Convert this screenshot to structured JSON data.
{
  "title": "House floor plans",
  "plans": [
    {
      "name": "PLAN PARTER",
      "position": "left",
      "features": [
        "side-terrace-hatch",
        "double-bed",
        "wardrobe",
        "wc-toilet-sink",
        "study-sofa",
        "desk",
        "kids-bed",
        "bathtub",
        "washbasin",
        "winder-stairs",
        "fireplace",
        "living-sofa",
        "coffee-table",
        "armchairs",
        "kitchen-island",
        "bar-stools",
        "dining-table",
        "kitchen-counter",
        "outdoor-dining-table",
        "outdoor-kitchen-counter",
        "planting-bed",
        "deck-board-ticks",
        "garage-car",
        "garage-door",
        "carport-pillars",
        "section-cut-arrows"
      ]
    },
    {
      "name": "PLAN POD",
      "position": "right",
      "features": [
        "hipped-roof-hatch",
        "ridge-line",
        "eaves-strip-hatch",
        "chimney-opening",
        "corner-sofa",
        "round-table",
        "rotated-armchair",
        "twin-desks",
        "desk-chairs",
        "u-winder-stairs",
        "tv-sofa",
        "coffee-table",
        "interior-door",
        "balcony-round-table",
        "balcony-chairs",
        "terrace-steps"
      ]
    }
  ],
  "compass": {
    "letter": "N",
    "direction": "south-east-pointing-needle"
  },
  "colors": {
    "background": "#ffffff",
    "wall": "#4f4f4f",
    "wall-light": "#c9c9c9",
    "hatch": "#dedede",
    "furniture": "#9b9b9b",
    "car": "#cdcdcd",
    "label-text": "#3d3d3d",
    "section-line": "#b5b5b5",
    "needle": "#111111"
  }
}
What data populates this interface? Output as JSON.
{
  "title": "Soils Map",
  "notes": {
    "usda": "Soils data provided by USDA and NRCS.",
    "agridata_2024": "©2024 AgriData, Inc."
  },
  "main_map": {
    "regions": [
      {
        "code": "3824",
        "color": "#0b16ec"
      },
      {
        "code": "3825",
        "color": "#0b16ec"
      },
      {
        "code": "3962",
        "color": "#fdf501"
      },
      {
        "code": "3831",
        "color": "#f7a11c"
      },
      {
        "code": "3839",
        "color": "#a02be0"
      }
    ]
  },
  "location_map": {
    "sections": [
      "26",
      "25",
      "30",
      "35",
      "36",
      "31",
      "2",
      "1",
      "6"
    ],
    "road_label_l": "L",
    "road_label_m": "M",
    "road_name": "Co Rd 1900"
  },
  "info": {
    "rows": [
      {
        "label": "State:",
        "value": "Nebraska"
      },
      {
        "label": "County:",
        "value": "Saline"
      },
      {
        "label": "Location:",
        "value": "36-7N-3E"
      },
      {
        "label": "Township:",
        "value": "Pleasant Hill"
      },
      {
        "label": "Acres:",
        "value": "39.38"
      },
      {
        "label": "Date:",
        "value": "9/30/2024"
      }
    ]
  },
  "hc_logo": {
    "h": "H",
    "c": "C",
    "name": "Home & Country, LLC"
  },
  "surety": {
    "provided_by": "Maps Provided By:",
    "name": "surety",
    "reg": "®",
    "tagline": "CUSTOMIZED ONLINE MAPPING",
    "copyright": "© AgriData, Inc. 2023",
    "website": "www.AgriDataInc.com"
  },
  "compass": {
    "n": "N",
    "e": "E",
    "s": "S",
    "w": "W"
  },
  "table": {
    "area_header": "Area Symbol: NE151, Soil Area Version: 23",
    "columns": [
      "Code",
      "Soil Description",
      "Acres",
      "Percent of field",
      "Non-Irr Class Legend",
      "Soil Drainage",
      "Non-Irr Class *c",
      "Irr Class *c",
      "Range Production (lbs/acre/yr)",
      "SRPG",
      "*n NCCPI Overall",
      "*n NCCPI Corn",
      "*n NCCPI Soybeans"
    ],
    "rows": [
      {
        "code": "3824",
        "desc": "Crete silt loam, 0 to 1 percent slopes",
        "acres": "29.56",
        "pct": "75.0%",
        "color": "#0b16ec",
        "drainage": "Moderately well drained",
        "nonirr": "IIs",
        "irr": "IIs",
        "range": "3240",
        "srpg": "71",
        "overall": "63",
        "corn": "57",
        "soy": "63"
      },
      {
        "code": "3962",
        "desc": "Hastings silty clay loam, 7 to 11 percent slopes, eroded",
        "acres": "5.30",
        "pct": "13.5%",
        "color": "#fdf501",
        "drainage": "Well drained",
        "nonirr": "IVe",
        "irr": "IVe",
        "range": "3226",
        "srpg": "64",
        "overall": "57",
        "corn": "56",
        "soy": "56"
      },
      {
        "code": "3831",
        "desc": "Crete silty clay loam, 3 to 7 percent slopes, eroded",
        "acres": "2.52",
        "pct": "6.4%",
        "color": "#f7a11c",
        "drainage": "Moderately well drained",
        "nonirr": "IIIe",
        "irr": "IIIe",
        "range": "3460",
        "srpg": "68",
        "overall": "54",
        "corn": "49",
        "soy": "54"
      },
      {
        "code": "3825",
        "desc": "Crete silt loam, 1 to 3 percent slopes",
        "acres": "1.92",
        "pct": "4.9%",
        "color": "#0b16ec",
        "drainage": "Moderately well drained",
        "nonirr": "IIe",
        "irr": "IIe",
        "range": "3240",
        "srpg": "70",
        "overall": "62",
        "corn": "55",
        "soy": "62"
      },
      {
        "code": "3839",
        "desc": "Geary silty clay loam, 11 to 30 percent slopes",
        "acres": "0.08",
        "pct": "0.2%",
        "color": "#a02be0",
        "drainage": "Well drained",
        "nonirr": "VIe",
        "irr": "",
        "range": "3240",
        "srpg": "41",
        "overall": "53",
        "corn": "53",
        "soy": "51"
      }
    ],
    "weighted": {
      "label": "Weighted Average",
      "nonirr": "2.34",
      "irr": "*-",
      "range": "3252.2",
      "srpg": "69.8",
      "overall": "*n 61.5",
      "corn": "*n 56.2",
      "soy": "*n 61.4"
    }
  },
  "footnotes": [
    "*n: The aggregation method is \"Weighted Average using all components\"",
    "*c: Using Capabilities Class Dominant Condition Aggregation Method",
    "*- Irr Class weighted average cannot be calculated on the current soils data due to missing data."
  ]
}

■ ■ ■ ■ ■

SET PROBLEM
Would you copy out each line exactly as written?

SOLUTION TO THIS EXERCISE
Convert this screenshot to structured JSON data.
{
  "title": "House floor plans",
  "plans": [
    {
      "name": "PLAN PARTER",
      "position": "left",
      "features": [
        "side-terrace-hatch",
        "double-bed",
        "wardrobe",
        "wc-toilet-sink",
        "study-sofa",
        "desk",
        "kids-bed",
        "bathtub",
        "washbasin",
        "winder-stairs",
        "fireplace",
        "living-sofa",
        "coffee-table",
        "armchairs",
        "kitchen-island",
        "bar-stools",
        "dining-table",
        "kitchen-counter",
        "outdoor-dining-table",
        "outdoor-kitchen-counter",
        "planting-bed",
        "deck-board-ticks",
        "garage-car",
        "garage-door",
        "carport-pillars",
        "section-cut-arrows"
      ]
    },
    {
      "name": "PLAN POD",
      "position": "right",
      "features": [
        "hipped-roof-hatch",
        "ridge-line",
        "eaves-strip-hatch",
        "chimney-opening",
        "corner-sofa",
        "round-table",
        "rotated-armchair",
        "twin-desks",
        "desk-chairs",
        "u-winder-stairs",
        "tv-sofa",
        "coffee-table",
        "interior-door",
        "balcony-round-table",
        "balcony-chairs",
        "terrace-steps"
      ]
    }
  ],
  "compass": {
    "letter": "N",
    "direction": "south-east-pointing-needle"
  },
  "colors": {
    "background": "#ffffff",
    "wall": "#4f4f4f",
    "wall-light": "#c9c9c9",
    "hatch": "#dedede",
    "furniture": "#9b9b9b",
    "car": "#cdcdcd",
    "label-text": "#3d3d3d",
    "section-line": "#b5b5b5",
    "needle": "#111111"
  }
}
What data populates this interface? Output as JSON.
{
  "title": "Soils Map",
  "notes": {
    "usda": "Soils data provided by USDA and NRCS.",
    "agridata_2024": "©2024 AgriData, Inc."
  },
  "main_map": {
    "regions": [
      {
        "code": "3824",
        "color": "#0b16ec"
      },
      {
        "code": "3825",
        "color": "#0b16ec"
      },
      {
        "code": "3962",
        "color": "#fdf501"
      },
      {
        "code": "3831",
        "color": "#f7a11c"
      },
      {
        "code": "3839",
        "color": "#a02be0"
      }
    ]
  },
  "location_map": {
    "sections": [
      "26",
      "25",
      "30",
      "35",
      "36",
      "31",
      "2",
      "1",
      "6"
    ],
    "road_label_l": "L",
    "road_label_m": "M",
    "road_name": "Co Rd 1900"
  },
  "info": {
    "rows": [
      {
        "label": "State:",
        "value": "Nebraska"
      },
      {
        "label": "County:",
        "value": "Saline"
      },
      {
        "label": "Location:",
        "value": "36-7N-3E"
      },
      {
        "label": "Township:",
        "value": "Pleasant Hill"
      },
      {
        "label": "Acres:",
        "value": "39.38"
      },
      {
        "label": "Date:",
        "value": "9/30/2024"
      }
    ]
  },
  "hc_logo": {
    "h": "H",
    "c": "C",
    "name": "Home & Country, LLC"
  },
  "surety": {
    "provided_by": "Maps Provided By:",
    "name": "surety",
    "reg": "®",
    "tagline": "CUSTOMIZED ONLINE MAPPING",
    "copyright": "© AgriData, Inc. 2023",
    "website": "www.AgriDataInc.com"
  },
  "compass": {
    "n": "N",
    "e": "E",
    "s": "S",
    "w": "W"
  },
  "table": {
    "area_header": "Area Symbol: NE151, Soil Area Version: 23",
    "columns": [
      "Code",
      "Soil Description",
      "Acres",
      "Percent of field",
      "Non-Irr Class Legend",
      "Soil Drainage",
      "Non-Irr Class *c",
      "Irr Class *c",
      "Range Production (lbs/acre/yr)",
      "SRPG",
      "*n NCCPI Overall",
      "*n NCCPI Corn",
      "*n NCCPI Soybeans"
    ],
    "rows": [
      {
        "code": "3824",
        "desc": "Crete silt loam, 0 to 1 percent slopes",
        "acres": "29.56",
        "pct": "75.0%",
        "color": "#0b16ec",
        "drainage": "Moderately well drained",
        "nonirr": "IIs",
        "irr": "IIs",
        "range": "3240",
        "srpg": "71",
        "overall": "63",
        "corn": "57",
        "soy": "63"
      },
      {
        "code": "3962",
        "desc": "Hastings silty clay loam, 7 to 11 percent slopes, eroded",
        "acres": "5.30",
        "pct": "13.5%",
        "color": "#fdf501",
        "drainage": "Well drained",
        "nonirr": "IVe",
        "irr": "IVe",
        "range": "3226",
        "srpg": "64",
        "overall": "57",
        "corn": "56",
        "soy": "56"
      },
      {
        "code": "3831",
        "desc": "Crete silty clay loam, 3 to 7 percent slopes, eroded",
        "acres": "2.52",
        "pct": "6.4%",
        "color": "#f7a11c",
        "drainage": "Moderately well drained",
        "nonirr": "IIIe",
        "irr": "IIIe",
        "range": "3460",
        "srpg": "68",
        "overall": "54",
        "corn": "49",
        "soy": "54"
      },
      {
        "code": "3825",
        "desc": "Crete silt loam, 1 to 3 percent slopes",
        "acres": "1.92",
        "pct": "4.9%",
        "color": "#0b16ec",
        "drainage": "Moderately well drained",
        "nonirr": "IIe",
        "irr": "IIe",
        "range": "3240",
        "srpg": "70",
        "overall": "62",
        "corn": "55",
        "soy": "62"
      },
      {
        "code": "3839",
        "desc": "Geary silty clay loam, 11 to 30 percent slopes",
        "acres": "0.08",
        "pct": "0.2%",
        "color": "#a02be0",
        "drainage": "Well drained",
        "nonirr": "VIe",
        "irr": "",
        "range": "3240",
        "srpg": "41",
        "overall": "53",
        "corn": "53",
        "soy": "51"
      }
    ],
    "weighted": {
      "label": "Weighted Average",
      "nonirr": "2.34",
      "irr": "*-",
      "range": "3252.2",
      "srpg": "69.8",
      "overall": "*n 61.5",
      "corn": "*n 56.2",
      "soy": "*n 61.4"
    }
  },
  "footnotes": [
    "*n: The aggregation method is \"Weighted Average using all components\"",
    "*c: Using Capabilities Class Dominant Condition Aggregation Method",
    "*- Irr Class weighted average cannot be calculated on the current soils data due to missing data."
  ]
}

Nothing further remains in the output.